> **DATA FOR PROCESSING**
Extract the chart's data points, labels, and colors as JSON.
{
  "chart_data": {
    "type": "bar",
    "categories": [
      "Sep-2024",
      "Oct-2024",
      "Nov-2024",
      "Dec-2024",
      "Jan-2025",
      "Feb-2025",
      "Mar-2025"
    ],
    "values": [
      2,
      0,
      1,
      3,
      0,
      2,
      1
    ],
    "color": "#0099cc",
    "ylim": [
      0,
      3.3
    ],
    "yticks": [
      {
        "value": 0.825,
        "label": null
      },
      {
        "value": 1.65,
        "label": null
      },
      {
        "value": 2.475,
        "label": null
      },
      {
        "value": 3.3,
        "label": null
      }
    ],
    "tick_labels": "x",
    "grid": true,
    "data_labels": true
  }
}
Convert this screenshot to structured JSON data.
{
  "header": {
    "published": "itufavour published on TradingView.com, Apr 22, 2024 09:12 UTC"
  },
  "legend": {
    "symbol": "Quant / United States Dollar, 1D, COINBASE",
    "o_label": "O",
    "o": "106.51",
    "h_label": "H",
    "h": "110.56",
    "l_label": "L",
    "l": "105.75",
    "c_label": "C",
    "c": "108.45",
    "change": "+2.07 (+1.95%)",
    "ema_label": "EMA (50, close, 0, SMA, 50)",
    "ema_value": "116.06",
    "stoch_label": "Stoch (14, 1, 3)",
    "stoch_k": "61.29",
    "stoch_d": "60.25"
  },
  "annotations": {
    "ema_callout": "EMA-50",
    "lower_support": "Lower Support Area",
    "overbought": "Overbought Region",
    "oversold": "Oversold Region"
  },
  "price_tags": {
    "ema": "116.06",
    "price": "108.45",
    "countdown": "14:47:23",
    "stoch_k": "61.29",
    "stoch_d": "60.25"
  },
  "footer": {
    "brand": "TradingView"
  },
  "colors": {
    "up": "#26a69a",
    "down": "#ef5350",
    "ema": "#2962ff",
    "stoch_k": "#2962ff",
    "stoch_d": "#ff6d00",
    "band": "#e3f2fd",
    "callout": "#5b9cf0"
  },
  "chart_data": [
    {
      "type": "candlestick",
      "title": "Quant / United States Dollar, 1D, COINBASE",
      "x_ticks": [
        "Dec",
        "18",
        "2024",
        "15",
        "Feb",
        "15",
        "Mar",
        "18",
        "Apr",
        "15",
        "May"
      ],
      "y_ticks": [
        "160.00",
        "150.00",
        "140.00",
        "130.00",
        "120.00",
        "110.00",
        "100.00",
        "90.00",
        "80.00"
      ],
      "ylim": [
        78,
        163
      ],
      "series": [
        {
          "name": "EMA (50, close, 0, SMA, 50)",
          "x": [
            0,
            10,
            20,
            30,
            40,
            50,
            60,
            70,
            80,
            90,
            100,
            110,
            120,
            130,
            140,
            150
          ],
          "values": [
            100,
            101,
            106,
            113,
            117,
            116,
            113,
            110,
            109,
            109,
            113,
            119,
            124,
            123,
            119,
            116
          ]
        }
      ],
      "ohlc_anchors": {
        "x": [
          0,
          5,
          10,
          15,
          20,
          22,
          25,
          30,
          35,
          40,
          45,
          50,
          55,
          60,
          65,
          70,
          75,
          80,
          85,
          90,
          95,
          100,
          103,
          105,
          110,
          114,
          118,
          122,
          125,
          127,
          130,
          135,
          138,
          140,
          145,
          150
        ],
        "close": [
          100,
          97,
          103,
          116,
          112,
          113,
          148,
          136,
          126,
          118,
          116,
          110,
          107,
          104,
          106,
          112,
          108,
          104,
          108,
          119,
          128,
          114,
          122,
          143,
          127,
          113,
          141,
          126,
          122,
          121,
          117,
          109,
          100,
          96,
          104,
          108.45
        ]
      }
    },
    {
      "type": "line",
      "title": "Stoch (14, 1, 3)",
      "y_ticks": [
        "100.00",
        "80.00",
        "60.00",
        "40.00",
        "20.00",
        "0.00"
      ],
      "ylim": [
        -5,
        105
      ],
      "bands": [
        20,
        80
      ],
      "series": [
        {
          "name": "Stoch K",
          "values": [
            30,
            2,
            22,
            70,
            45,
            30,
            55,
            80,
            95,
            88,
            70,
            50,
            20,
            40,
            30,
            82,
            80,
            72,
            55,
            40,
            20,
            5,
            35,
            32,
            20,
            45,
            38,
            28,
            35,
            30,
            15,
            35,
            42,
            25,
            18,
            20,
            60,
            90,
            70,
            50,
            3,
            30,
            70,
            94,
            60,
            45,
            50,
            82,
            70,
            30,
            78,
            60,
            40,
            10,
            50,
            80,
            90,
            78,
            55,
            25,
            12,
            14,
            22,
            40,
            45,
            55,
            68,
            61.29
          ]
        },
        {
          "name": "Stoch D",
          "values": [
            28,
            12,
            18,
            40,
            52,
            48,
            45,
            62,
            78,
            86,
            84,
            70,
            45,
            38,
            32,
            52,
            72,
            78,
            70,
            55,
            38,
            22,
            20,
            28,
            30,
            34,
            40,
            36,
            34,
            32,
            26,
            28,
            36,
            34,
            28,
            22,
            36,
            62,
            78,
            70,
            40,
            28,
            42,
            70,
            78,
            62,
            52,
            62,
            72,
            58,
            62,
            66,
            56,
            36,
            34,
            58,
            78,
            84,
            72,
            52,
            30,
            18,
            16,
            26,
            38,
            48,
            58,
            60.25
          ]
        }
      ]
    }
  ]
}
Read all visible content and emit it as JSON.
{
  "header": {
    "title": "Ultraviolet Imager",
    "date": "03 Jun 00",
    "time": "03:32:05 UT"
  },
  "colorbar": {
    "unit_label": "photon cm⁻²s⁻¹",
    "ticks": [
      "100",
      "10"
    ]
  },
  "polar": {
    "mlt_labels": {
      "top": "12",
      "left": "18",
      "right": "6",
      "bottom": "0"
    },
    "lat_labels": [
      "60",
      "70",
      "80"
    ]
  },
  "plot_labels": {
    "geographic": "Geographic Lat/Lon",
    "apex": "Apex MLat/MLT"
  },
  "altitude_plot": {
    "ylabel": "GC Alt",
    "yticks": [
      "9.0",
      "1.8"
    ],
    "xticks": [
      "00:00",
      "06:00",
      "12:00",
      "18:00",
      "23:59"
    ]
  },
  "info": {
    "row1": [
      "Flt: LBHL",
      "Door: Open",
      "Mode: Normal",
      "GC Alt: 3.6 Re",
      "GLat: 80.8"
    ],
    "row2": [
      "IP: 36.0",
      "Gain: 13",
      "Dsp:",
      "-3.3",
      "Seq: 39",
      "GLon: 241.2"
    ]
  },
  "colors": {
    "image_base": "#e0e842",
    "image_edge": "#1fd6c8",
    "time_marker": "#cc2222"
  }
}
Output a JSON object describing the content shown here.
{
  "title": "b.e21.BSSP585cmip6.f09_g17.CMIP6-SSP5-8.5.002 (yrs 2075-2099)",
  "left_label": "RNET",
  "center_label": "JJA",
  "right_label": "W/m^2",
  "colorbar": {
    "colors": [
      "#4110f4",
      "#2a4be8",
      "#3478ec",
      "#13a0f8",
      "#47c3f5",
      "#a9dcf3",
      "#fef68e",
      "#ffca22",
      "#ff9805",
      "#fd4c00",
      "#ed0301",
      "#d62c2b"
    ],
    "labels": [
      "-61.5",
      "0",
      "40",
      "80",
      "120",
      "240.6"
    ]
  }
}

> **WHAT YOU WILL DO**
Could you transcribe the records in full, exactly?

> **RESULT OF THE TASK**
Extract the chart's data points, labels, and colors as JSON.
{
  "chart_data": {
    "type": "bar",
    "categories": [
      "Sep-2024",
      "Oct-2024",
      "Nov-2024",
      "Dec-2024",
      "Jan-2025",
      "Feb-2025",
      "Mar-2025"
    ],
    "values": [
      2,
      0,
      1,
      3,
      0,
      2,
      1
    ],
    "color": "#0099cc",
    "ylim": [
      0,
      3.3
    ],
    "yticks": [
      {
        "value": 0.825,
        "label": null
      },
      {
        "value": 1.65,
        "label": null
      },
      {
        "value": 2.475,
        "label": null
      },
      {
        "value": 3.3,
        "label": null
      }
    ],
    "tick_labels": "x",
    "grid": true,
    "data_labels": true
  }
}
Convert this screenshot to structured JSON data.
{
  "header": {
    "published": "itufavour published on TradingView.com, Apr 22, 2024 09:12 UTC"
  },
  "legend": {
    "symbol": "Quant / United States Dollar, 1D, COINBASE",
    "o_label": "O",
    "o": "106.51",
    "h_label": "H",
    "h": "110.56",
    "l_label": "L",
    "l": "105.75",
    "c_label": "C",
    "c": "108.45",
    "change": "+2.07 (+1.95%)",
    "ema_label": "EMA (50, close, 0, SMA, 50)",
    "ema_value": "116.06",
    "stoch_label": "Stoch (14, 1, 3)",
    "stoch_k": "61.29",
    "stoch_d": "60.25"
  },
  "annotations": {
    "ema_callout": "EMA-50",
    "lower_support": "Lower Support Area",
    "overbought": "Overbought Region",
    "oversold": "Oversold Region"
  },
  "price_tags": {
    "ema": "116.06",
    "price": "108.45",
    "countdown": "14:47:23",
    "stoch_k": "61.29",
    "stoch_d": "60.25"
  },
  "footer": {
    "brand": "TradingView"
  },
  "colors": {
    "up": "#26a69a",
    "down": "#ef5350",
    "ema": "#2962ff",
    "stoch_k": "#2962ff",
    "stoch_d": "#ff6d00",
    "band": "#e3f2fd",
    "callout": "#5b9cf0"
  },
  "chart_data": [
    {
      "type": "candlestick",
      "title": "Quant / United States Dollar, 1D, COINBASE",
      "x_ticks": [
        "Dec",
        "18",
        "2024",
        "15",
        "Feb",
        "15",
        "Mar",
        "18",
        "Apr",
        "15",
        "May"
      ],
      "y_ticks": [
        "160.00",
        "150.00",
        "140.00",
        "130.00",
        "120.00",
        "110.00",
        "100.00",
        "90.00",
        "80.00"
      ],
      "ylim": [
        78,
        163
      ],
      "series": [
        {
          "name": "EMA (50, close, 0, SMA, 50)",
          "x": [
            0,
            10,
            20,
            30,
            40,
            50,
            60,
            70,
            80,
            90,
            100,
            110,
            120,
            130,
            140,
            150
          ],
          "values": [
            100,
            101,
            106,
            113,
            117,
            116,
            113,
            110,
            109,
            109,
            113,
            119,
            124,
            123,
            119,
            116
          ]
        }
      ],
      "ohlc_anchors": {
        "x": [
          0,
          5,
          10,
          15,
          20,
          22,
          25,
          30,
          35,
          40,
          45,
          50,
          55,
          60,
          65,
          70,
          75,
          80,
          85,
          90,
          95,
          100,
          103,
          105,
          110,
          114,
          118,
          122,
          125,
          127,
          130,
          135,
          138,
          140,
          145,
          150
        ],
        "close": [
          100,
          97,
          103,
          116,
          112,
          113,
          148,
          136,
          126,
          118,
          116,
          110,
          107,
          104,
          106,
          112,
          108,
          104,
          108,
          119,
          128,
          114,
          122,
          143,
          127,
          113,
          141,
          126,
          122,
          121,
          117,
          109,
          100,
          96,
          104,
          108.45
        ]
      }
    },
    {
      "type": "line",
      "title": "Stoch (14, 1, 3)",
      "y_ticks": [
        "100.00",
        "80.00",
        "60.00",
        "40.00",
        "20.00",
        "0.00"
      ],
      "ylim": [
        -5,
        105
      ],
      "bands": [
        20,
        80
      ],
      "series": [
        {
          "name": "Stoch K",
          "values": [
            30,
            2,
            22,
            70,
            45,
            30,
            55,
            80,
            95,
            88,
            70,
            50,
            20,
            40,
            30,
            82,
            80,
            72,
            55,
            40,
            20,
            5,
            35,
            32,
            20,
            45,
            38,
            28,
            35,
            30,
            15,
            35,
            42,
            25,
            18,
            20,
            60,
            90,
            70,
            50,
            3,
            30,
            70,
            94,
            60,
            45,
            50,
            82,
            70,
            30,
            78,
            60,
            40,
            10,
            50,
            80,
            90,
            78,
            55,
            25,
            12,
            14,
            22,
            40,
            45,
            55,
            68,
            61.29
          ]
        },
        {
          "name": "Stoch D",
          "values": [
            28,
            12,
            18,
            40,
            52,
            48,
            45,
            62,
            78,
            86,
            84,
            70,
            45,
            38,
            32,
            52,
            72,
            78,
            70,
            55,
            38,
            22,
            20,
            28,
            30,
            34,
            40,
            36,
            34,
            32,
            26,
            28,
            36,
            34,
            28,
            22,
            36,
            62,
            78,
            70,
            40,
            28,
            42,
            70,
            78,
            62,
            52,
            62,
            72,
            58,
            62,
            66,
            56,
            36,
            34,
            58,
            78,
            84,
            72,
            52,
            30,
            18,
            16,
            26,
            38,
            48,
            58,
            60.25
          ]
        }
      ]
    }
  ]
}
Read all visible content and emit it as JSON.
{
  "header": {
    "title": "Ultraviolet Imager",
    "date": "03 Jun 00",
    "time": "03:32:05 UT"
  },
  "colorbar": {
    "unit_label": "photon cm⁻²s⁻¹",
    "ticks": [
      "100",
      "10"
    ]
  },
  "polar": {
    "mlt_labels": {
      "top": "12",
      "left": "18",
      "right": "6",
      "bottom": "0"
    },
    "lat_labels": [
      "60",
      "70",
      "80"
    ]
  },
  "plot_labels": {
    "geographic": "Geographic Lat/Lon",
    "apex": "Apex MLat/MLT"
  },
  "altitude_plot": {
    "ylabel": "GC Alt",
    "yticks": [
      "9.0",
      "1.8"
    ],
    "xticks": [
      "00:00",
      "06:00",
      "12:00",
      "18:00",
      "23:59"
    ]
  },
  "info": {
    "row1": [
      "Flt: LBHL",
      "Door: Open",
      "Mode: Normal",
      "GC Alt: 3.6 Re",
      "GLat: 80.8"
    ],
    "row2": [
      "IP: 36.0",
      "Gain: 13",
      "Dsp:",
      "-3.3",
      "Seq: 39",
      "GLon: 241.2"
    ]
  },
  "colors": {
    "image_base": "#e0e842",
    "image_edge": "#1fd6c8",
    "time_marker": "#cc2222"
  }
}
Output a JSON object describing the content shown here.
{
  "title": "b.e21.BSSP585cmip6.f09_g17.CMIP6-SSP5-8.5.002 (yrs 2075-2099)",
  "left_label": "RNET",
  "center_label": "JJA",
  "right_label": "W/m^2",
  "colorbar": {
    "colors": [
      "#4110f4",
      "#2a4be8",
      "#3478ec",
      "#13a0f8",
      "#47c3f5",
      "#a9dcf3",
      "#fef68e",
      "#ffca22",
      "#ff9805",
      "#fd4c00",
      "#ed0301",
      "#d62c2b"
    ],
    "labels": [
      "-61.5",
      "0",
      "40",
      "80",
      "120",
      "240.6"
    ]
  }
}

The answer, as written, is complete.